Source data:
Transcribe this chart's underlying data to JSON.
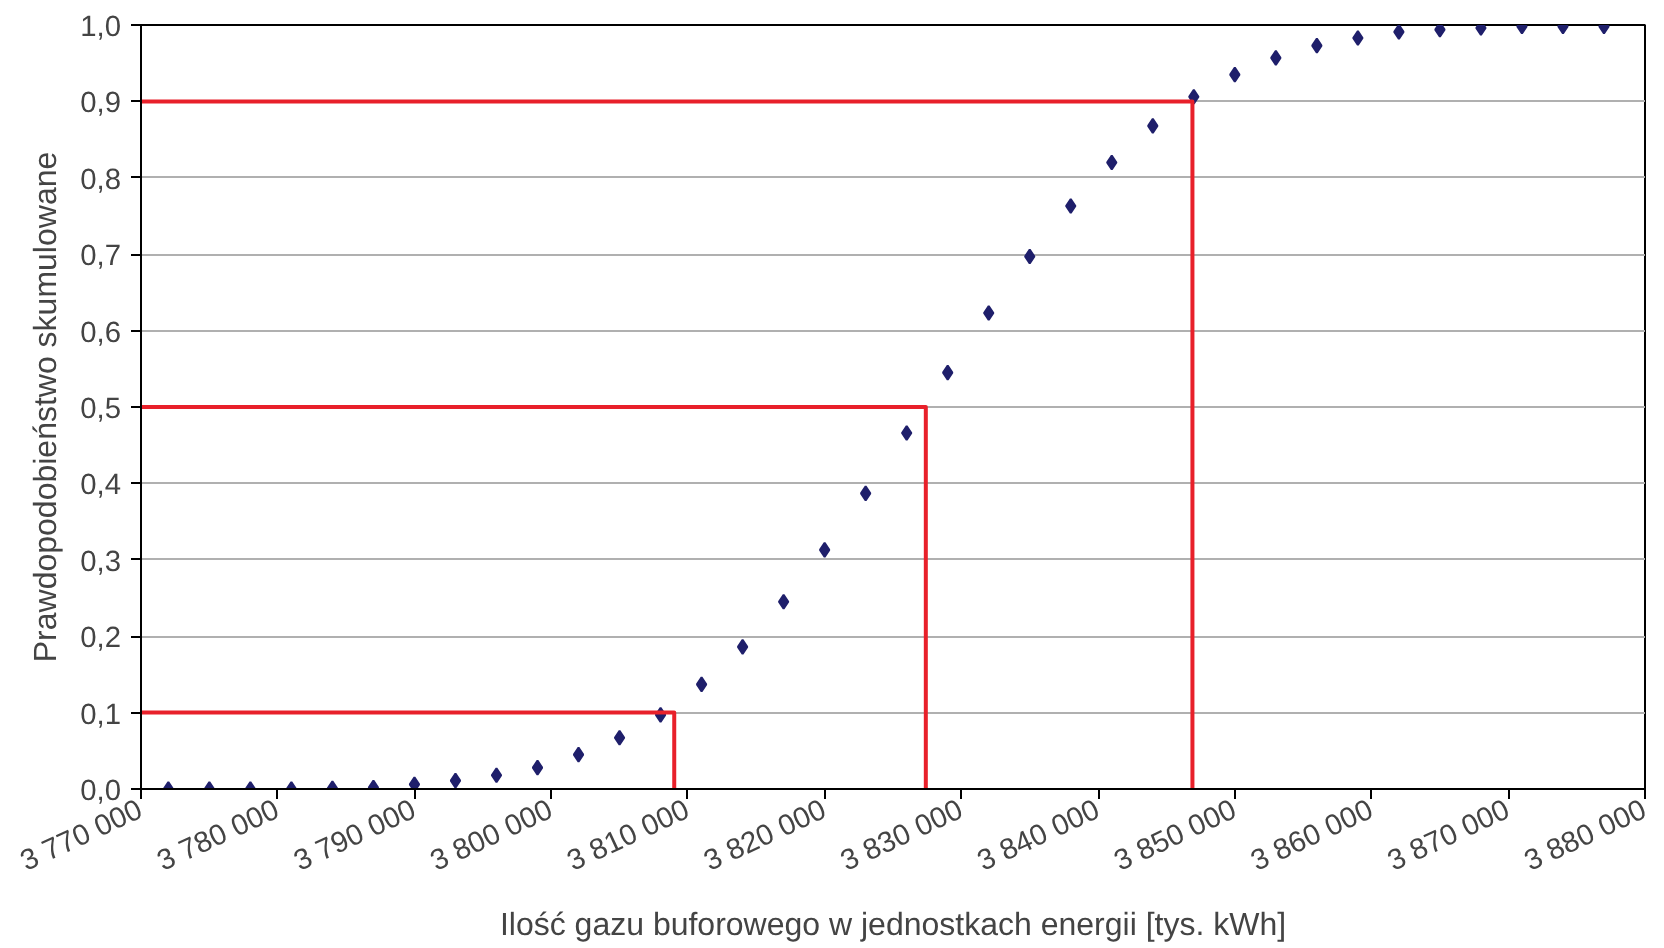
{
  "chart_data": {
    "type": "scatter",
    "xlabel": "Ilość gazu buforowego w jednostkach energii [tys. kWh]",
    "ylabel": "Prawdopodobieństwo skumulowane",
    "xlim": [
      3770000,
      3880000
    ],
    "ylim": [
      0,
      1
    ],
    "xticks": [
      {
        "value": 3770000,
        "label": "3 770 000"
      },
      {
        "value": 3780000,
        "label": "3 780 000"
      },
      {
        "value": 3790000,
        "label": "3 790 000"
      },
      {
        "value": 3800000,
        "label": "3 800 000"
      },
      {
        "value": 3810000,
        "label": "3 810 000"
      },
      {
        "value": 3820000,
        "label": "3 820 000"
      },
      {
        "value": 3830000,
        "label": "3 830 000"
      },
      {
        "value": 3840000,
        "label": "3 840 000"
      },
      {
        "value": 3850000,
        "label": "3 850 000"
      },
      {
        "value": 3860000,
        "label": "3 860 000"
      },
      {
        "value": 3870000,
        "label": "3 870 000"
      },
      {
        "value": 3880000,
        "label": "3 880 000"
      }
    ],
    "yticks": [
      {
        "value": 0,
        "label": "0,0"
      },
      {
        "value": 0.1,
        "label": "0,1"
      },
      {
        "value": 0.2,
        "label": "0,2"
      },
      {
        "value": 0.3,
        "label": "0,3"
      },
      {
        "value": 0.4,
        "label": "0,4"
      },
      {
        "value": 0.5,
        "label": "0,5"
      },
      {
        "value": 0.6,
        "label": "0,6"
      },
      {
        "value": 0.7,
        "label": "0,7"
      },
      {
        "value": 0.8,
        "label": "0,8"
      },
      {
        "value": 0.9,
        "label": "0,9"
      },
      {
        "value": 1,
        "label": "1,0"
      }
    ],
    "grid": "y",
    "series": [
      {
        "marker": "diamond",
        "color": "#1f1f6b",
        "x": [
          3772000,
          3775000,
          3778000,
          3781000,
          3784000,
          3787000,
          3790000,
          3793000,
          3796000,
          3799000,
          3802000,
          3805000,
          3808000,
          3811000,
          3814000,
          3817000,
          3820000,
          3823000,
          3826000,
          3829000,
          3832000,
          3835000,
          3838000,
          3841000,
          3844000,
          3847000,
          3850000,
          3853000,
          3856000,
          3859000,
          3862000,
          3865000,
          3868000,
          3871000,
          3874000,
          3877000
        ],
        "values": [
          0.0,
          0.0,
          0.0,
          0.0,
          0.001,
          0.002,
          0.006,
          0.011,
          0.018,
          0.028,
          0.045,
          0.067,
          0.097,
          0.137,
          0.186,
          0.245,
          0.313,
          0.387,
          0.466,
          0.545,
          0.623,
          0.697,
          0.763,
          0.82,
          0.868,
          0.906,
          0.935,
          0.957,
          0.973,
          0.983,
          0.991,
          0.994,
          0.996,
          0.998,
          0.998,
          0.998
        ]
      },
      {
        "type": "line",
        "marker": "none",
        "color": "#e8202a",
        "x": [
          3770000,
          3809000,
          3809000
        ],
        "values": [
          0.1,
          0.1,
          0
        ]
      },
      {
        "type": "line",
        "marker": "none",
        "color": "#e8202a",
        "x": [
          3770000,
          3827400,
          3827400
        ],
        "values": [
          0.5,
          0.5,
          0
        ]
      },
      {
        "type": "line",
        "marker": "none",
        "color": "#e8202a",
        "x": [
          3770000,
          3846900,
          3846900
        ],
        "values": [
          0.9,
          0.9,
          0
        ]
      }
    ]
  }
}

Brief ▸ Return all of the data exactly as written, and drop the pictures.

Exercise result ▸
Transcribe this chart's underlying data to JSON.
{
  "chart_data": {
    "type": "scatter",
    "xlabel": "Ilość gazu buforowego w jednostkach energii [tys. kWh]",
    "ylabel": "Prawdopodobieństwo skumulowane",
    "xlim": [
      3770000,
      3880000
    ],
    "ylim": [
      0,
      1
    ],
    "xticks": [
      {
        "value": 3770000,
        "label": "3 770 000"
      },
      {
        "value": 3780000,
        "label": "3 780 000"
      },
      {
        "value": 3790000,
        "label": "3 790 000"
      },
      {
        "value": 3800000,
        "label": "3 800 000"
      },
      {
        "value": 3810000,
        "label": "3 810 000"
      },
      {
        "value": 3820000,
        "label": "3 820 000"
      },
      {
        "value": 3830000,
        "label": "3 830 000"
      },
      {
        "value": 3840000,
        "label": "3 840 000"
      },
      {
        "value": 3850000,
        "label": "3 850 000"
      },
      {
        "value": 3860000,
        "label": "3 860 000"
      },
      {
        "value": 3870000,
        "label": "3 870 000"
      },
      {
        "value": 3880000,
        "label": "3 880 000"
      }
    ],
    "yticks": [
      {
        "value": 0,
        "label": "0,0"
      },
      {
        "value": 0.1,
        "label": "0,1"
      },
      {
        "value": 0.2,
        "label": "0,2"
      },
      {
        "value": 0.3,
        "label": "0,3"
      },
      {
        "value": 0.4,
        "label": "0,4"
      },
      {
        "value": 0.5,
        "label": "0,5"
      },
      {
        "value": 0.6,
        "label": "0,6"
      },
      {
        "value": 0.7,
        "label": "0,7"
      },
      {
        "value": 0.8,
        "label": "0,8"
      },
      {
        "value": 0.9,
        "label": "0,9"
      },
      {
        "value": 1,
        "label": "1,0"
      }
    ],
    "grid": "y",
    "series": [
      {
        "marker": "diamond",
        "color": "#1f1f6b",
        "x": [
          3772000,
          3775000,
          3778000,
          3781000,
          3784000,
          3787000,
          3790000,
          3793000,
          3796000,
          3799000,
          3802000,
          3805000,
          3808000,
          3811000,
          3814000,
          3817000,
          3820000,
          3823000,
          3826000,
          3829000,
          3832000,
          3835000,
          3838000,
          3841000,
          3844000,
          3847000,
          3850000,
          3853000,
          3856000,
          3859000,
          3862000,
          3865000,
          3868000,
          3871000,
          3874000,
          3877000
        ],
        "values": [
          0.0,
          0.0,
          0.0,
          0.0,
          0.001,
          0.002,
          0.006,
          0.011,
          0.018,
          0.028,
          0.045,
          0.067,
          0.097,
          0.137,
          0.186,
          0.245,
          0.313,
          0.387,
          0.466,
          0.545,
          0.623,
          0.697,
          0.763,
          0.82,
          0.868,
          0.906,
          0.935,
          0.957,
          0.973,
          0.983,
          0.991,
          0.994,
          0.996,
          0.998,
          0.998,
          0.998
        ]
      },
      {
        "type": "line",
        "marker": "none",
        "color": "#e8202a",
        "x": [
          3770000,
          3809000,
          3809000
        ],
        "values": [
          0.1,
          0.1,
          0
        ]
      },
      {
        "type": "line",
        "marker": "none",
        "color": "#e8202a",
        "x": [
          3770000,
          3827400,
          3827400
        ],
        "values": [
          0.5,
          0.5,
          0
        ]
      },
      {
        "type": "line",
        "marker": "none",
        "color": "#e8202a",
        "x": [
          3770000,
          3846900,
          3846900
        ],
        "values": [
          0.9,
          0.9,
          0
        ]
      }
    ]
  }
}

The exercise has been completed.